Your answer must consist solely of the number of lines that contain the word "signálu".

— begin The data —

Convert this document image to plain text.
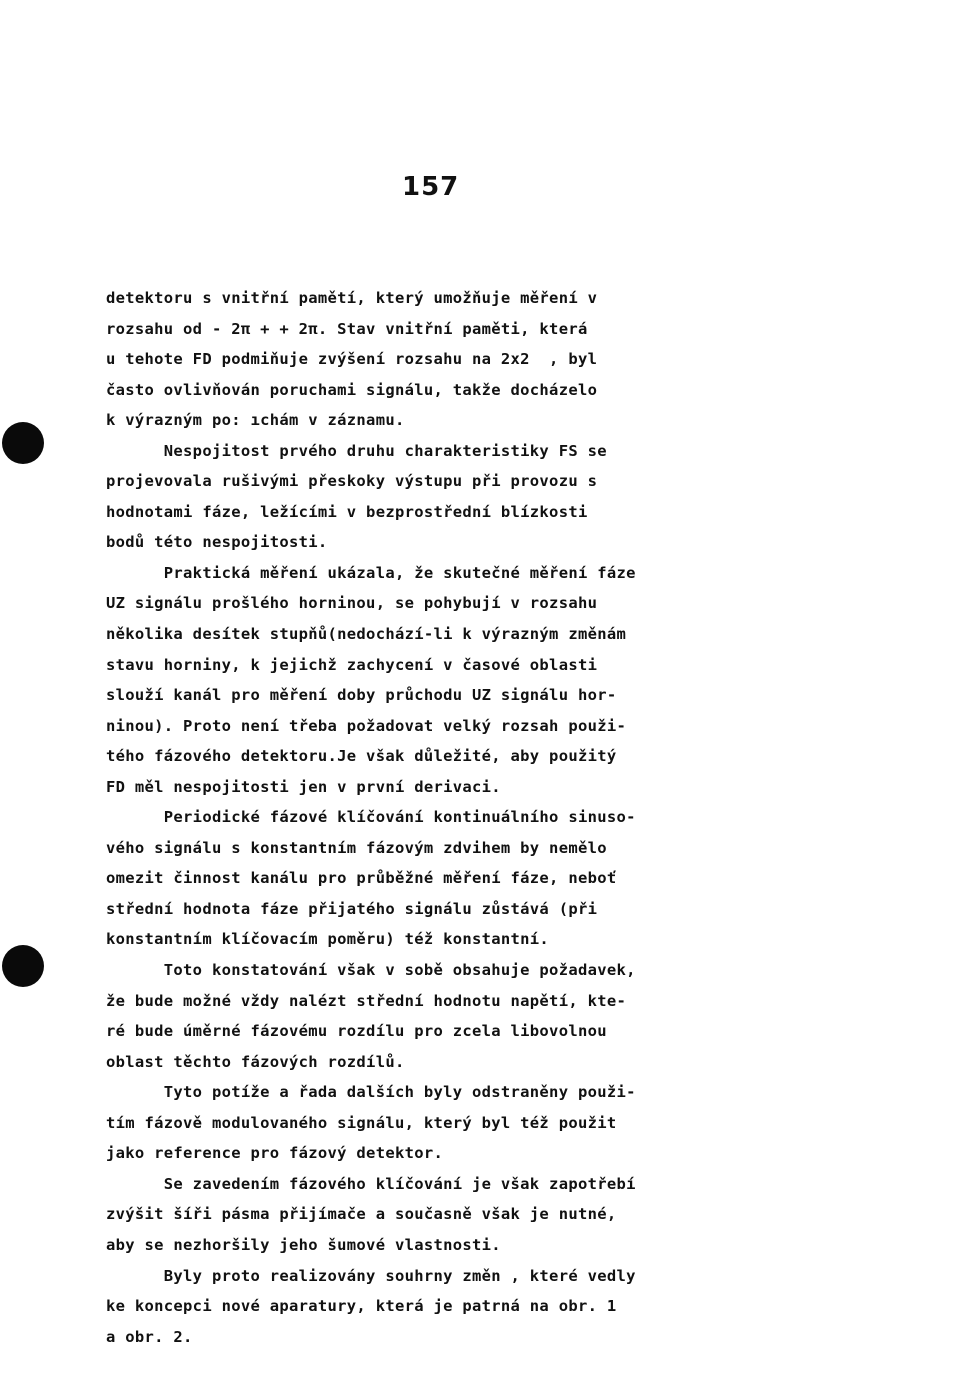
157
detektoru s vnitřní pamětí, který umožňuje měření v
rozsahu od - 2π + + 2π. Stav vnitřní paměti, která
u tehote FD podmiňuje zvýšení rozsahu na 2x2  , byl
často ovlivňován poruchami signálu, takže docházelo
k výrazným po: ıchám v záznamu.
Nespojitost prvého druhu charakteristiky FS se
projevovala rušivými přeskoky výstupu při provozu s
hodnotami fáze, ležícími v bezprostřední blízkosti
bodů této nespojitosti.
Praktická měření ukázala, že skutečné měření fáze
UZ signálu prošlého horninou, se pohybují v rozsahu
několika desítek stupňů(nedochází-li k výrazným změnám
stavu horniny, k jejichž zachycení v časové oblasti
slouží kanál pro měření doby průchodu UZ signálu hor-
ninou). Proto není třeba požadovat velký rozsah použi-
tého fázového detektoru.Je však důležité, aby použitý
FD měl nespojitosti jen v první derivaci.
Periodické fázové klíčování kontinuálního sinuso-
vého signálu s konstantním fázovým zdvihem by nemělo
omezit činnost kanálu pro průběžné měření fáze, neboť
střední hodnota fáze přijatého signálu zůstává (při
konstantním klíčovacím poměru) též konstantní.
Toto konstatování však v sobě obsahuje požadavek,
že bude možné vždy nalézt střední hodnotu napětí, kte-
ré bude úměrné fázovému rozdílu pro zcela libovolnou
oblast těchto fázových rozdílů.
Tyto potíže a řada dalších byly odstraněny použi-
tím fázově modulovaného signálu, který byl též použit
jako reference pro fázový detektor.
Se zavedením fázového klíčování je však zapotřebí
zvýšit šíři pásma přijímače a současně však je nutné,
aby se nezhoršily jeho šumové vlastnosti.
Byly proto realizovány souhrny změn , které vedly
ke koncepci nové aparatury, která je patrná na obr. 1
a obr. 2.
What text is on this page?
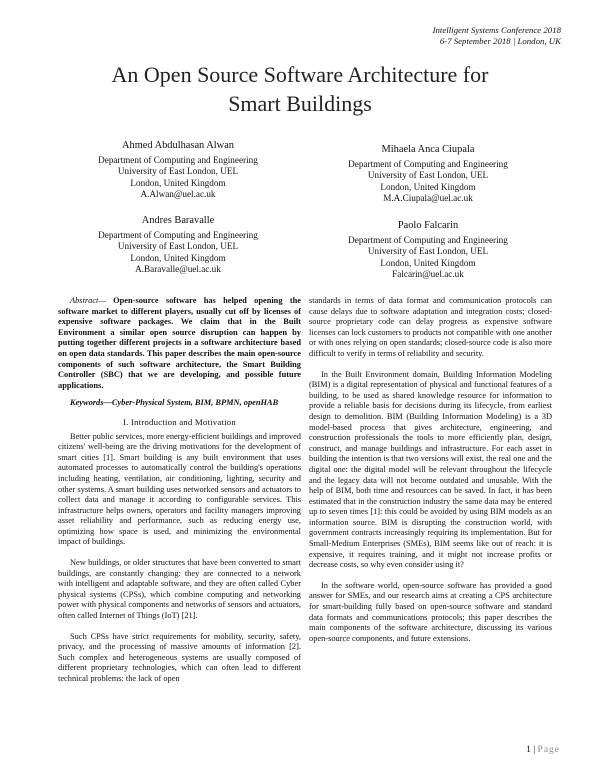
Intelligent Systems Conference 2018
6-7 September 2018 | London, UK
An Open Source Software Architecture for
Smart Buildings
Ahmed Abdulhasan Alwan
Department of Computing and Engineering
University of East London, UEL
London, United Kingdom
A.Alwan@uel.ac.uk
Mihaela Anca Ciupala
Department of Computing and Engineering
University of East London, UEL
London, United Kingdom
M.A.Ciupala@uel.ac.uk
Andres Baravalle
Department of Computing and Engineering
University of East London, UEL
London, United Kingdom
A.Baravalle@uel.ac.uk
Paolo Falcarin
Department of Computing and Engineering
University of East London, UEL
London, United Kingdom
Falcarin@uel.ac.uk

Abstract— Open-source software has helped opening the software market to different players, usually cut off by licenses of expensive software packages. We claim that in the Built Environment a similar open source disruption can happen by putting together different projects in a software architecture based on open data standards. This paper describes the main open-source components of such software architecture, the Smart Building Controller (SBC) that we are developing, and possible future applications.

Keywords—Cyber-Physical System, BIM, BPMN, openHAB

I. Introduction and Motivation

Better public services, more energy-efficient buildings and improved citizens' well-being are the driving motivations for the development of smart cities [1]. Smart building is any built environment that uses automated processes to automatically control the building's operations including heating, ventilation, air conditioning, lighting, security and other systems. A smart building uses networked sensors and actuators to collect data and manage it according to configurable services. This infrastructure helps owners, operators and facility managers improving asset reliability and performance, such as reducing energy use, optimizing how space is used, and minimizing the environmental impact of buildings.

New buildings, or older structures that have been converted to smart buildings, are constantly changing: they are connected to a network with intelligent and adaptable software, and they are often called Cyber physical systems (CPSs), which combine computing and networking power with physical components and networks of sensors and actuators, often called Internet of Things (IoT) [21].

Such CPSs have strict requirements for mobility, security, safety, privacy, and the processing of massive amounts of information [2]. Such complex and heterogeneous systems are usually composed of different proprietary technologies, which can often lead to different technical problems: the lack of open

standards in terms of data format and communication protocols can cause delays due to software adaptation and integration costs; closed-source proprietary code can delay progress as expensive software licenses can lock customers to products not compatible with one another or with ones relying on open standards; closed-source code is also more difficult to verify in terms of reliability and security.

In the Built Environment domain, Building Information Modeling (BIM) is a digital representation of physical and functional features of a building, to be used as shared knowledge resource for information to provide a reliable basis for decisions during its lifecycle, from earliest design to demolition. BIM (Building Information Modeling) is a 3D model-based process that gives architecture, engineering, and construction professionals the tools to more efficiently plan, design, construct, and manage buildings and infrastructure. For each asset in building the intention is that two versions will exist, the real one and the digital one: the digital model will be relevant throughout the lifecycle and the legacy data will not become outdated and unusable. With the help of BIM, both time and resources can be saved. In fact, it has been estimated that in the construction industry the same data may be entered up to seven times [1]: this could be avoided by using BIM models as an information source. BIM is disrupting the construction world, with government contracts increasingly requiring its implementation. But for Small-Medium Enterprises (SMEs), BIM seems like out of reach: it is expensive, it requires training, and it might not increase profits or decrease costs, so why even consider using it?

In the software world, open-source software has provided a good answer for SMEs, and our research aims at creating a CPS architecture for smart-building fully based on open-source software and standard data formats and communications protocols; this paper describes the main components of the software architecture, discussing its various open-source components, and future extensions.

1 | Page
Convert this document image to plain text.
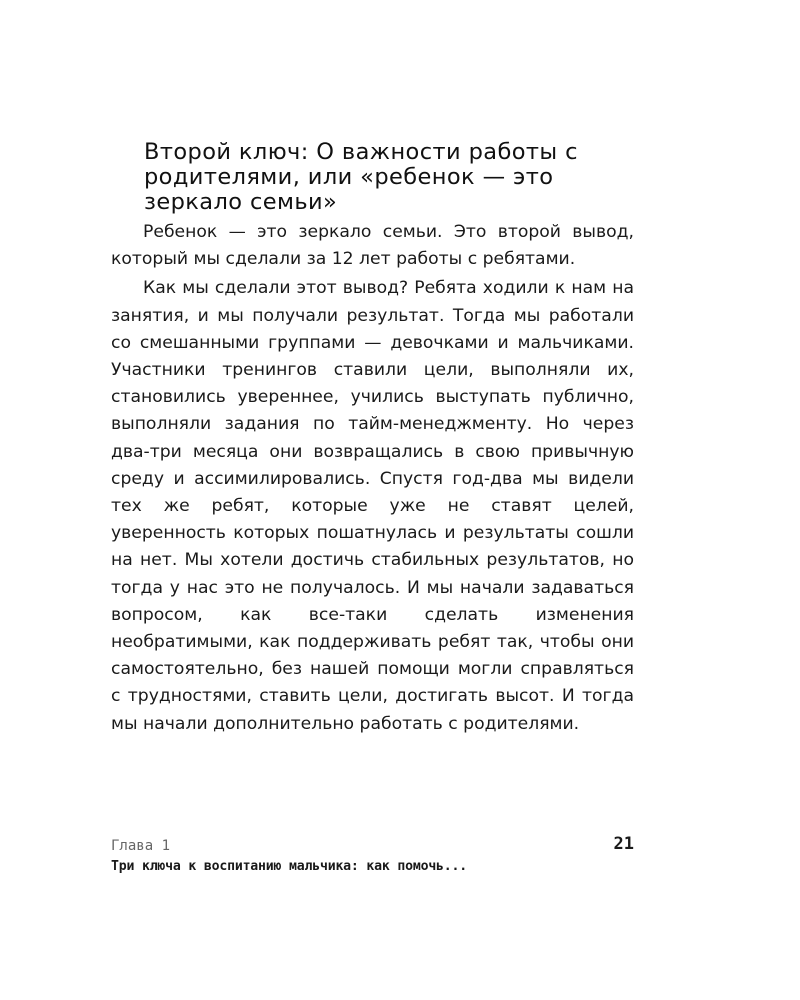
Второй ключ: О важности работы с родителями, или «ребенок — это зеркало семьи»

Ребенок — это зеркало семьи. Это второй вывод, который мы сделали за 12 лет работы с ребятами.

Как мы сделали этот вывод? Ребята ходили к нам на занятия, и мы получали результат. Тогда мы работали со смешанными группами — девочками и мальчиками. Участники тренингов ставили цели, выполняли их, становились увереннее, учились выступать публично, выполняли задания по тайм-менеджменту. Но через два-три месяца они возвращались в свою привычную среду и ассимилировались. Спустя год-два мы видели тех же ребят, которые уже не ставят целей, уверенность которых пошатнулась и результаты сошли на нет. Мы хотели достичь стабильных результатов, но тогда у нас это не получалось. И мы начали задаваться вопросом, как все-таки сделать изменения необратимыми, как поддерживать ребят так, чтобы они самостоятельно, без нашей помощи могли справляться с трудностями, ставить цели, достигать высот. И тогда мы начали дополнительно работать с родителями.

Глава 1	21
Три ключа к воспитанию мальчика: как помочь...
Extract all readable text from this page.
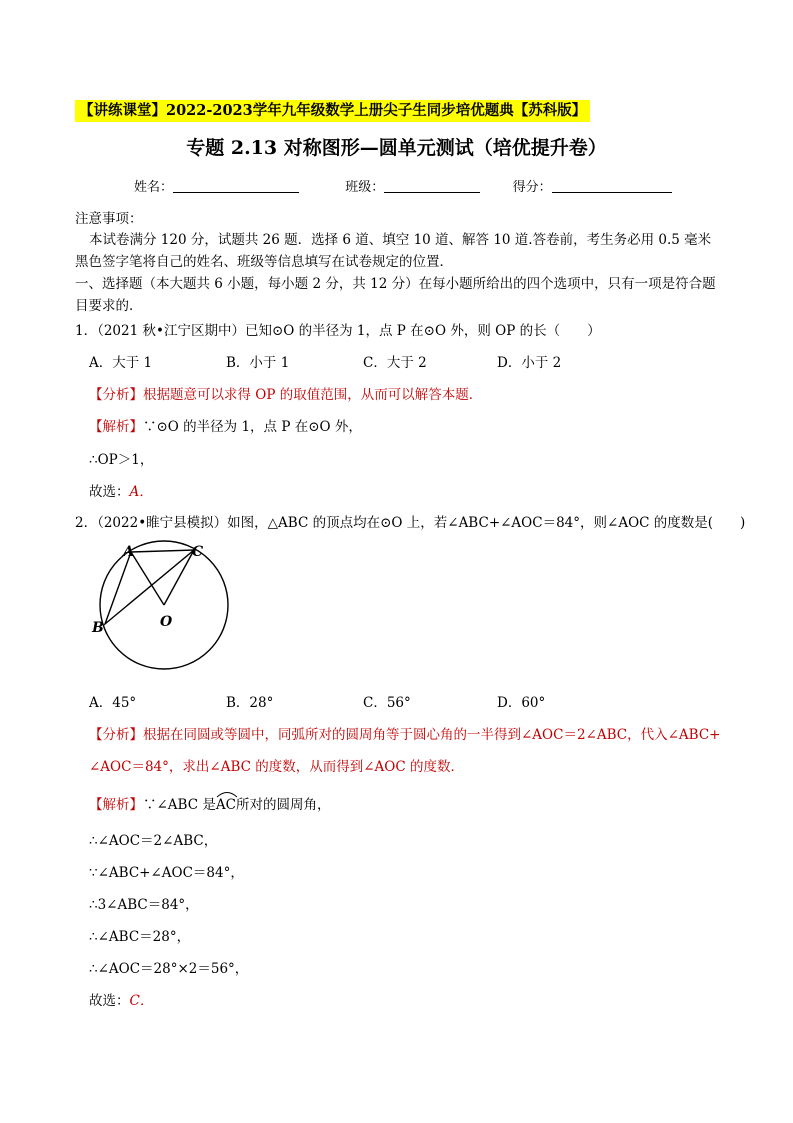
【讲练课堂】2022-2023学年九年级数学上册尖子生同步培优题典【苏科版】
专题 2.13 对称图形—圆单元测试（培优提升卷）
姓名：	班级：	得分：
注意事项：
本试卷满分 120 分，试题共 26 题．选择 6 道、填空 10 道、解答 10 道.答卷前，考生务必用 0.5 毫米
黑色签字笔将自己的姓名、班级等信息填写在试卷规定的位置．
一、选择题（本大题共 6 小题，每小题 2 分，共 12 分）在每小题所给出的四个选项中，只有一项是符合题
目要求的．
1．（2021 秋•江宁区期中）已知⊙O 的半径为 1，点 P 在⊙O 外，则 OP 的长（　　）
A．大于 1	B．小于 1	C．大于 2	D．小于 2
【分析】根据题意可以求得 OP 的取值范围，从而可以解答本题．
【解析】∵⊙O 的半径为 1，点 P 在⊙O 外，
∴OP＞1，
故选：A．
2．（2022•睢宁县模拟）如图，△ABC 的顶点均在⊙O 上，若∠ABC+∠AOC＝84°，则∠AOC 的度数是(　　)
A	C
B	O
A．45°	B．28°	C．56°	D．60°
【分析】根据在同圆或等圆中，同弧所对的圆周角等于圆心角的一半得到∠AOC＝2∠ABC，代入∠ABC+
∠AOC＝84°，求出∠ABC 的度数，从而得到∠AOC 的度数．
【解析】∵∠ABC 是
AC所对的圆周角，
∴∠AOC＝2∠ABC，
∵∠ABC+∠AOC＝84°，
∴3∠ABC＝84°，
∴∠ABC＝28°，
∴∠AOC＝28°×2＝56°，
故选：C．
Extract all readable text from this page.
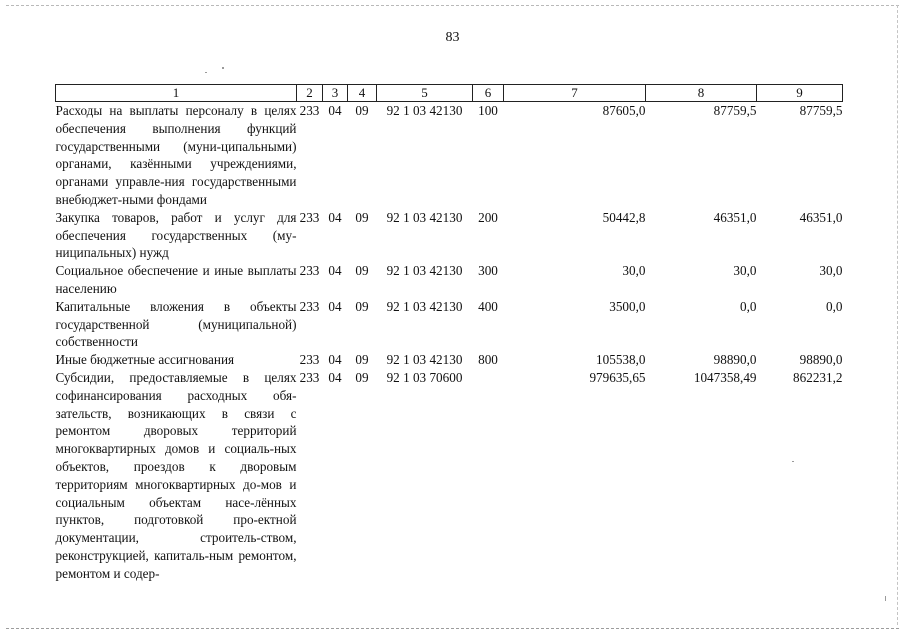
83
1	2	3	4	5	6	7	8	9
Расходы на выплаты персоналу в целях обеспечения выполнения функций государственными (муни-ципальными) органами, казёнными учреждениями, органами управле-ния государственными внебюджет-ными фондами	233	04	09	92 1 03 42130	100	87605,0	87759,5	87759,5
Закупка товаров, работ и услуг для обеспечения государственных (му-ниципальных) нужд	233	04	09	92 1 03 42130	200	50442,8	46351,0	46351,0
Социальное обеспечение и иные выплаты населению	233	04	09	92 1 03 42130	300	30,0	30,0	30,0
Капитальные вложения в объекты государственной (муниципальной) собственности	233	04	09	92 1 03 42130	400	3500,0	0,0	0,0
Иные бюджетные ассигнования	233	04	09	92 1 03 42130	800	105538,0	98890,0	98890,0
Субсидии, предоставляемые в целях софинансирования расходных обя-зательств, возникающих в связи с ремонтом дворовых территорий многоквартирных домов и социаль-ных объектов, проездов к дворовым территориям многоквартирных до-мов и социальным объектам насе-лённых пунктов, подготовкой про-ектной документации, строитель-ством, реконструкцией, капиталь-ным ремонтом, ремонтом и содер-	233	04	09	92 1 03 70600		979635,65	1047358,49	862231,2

— end The data —

**Exercise result**
6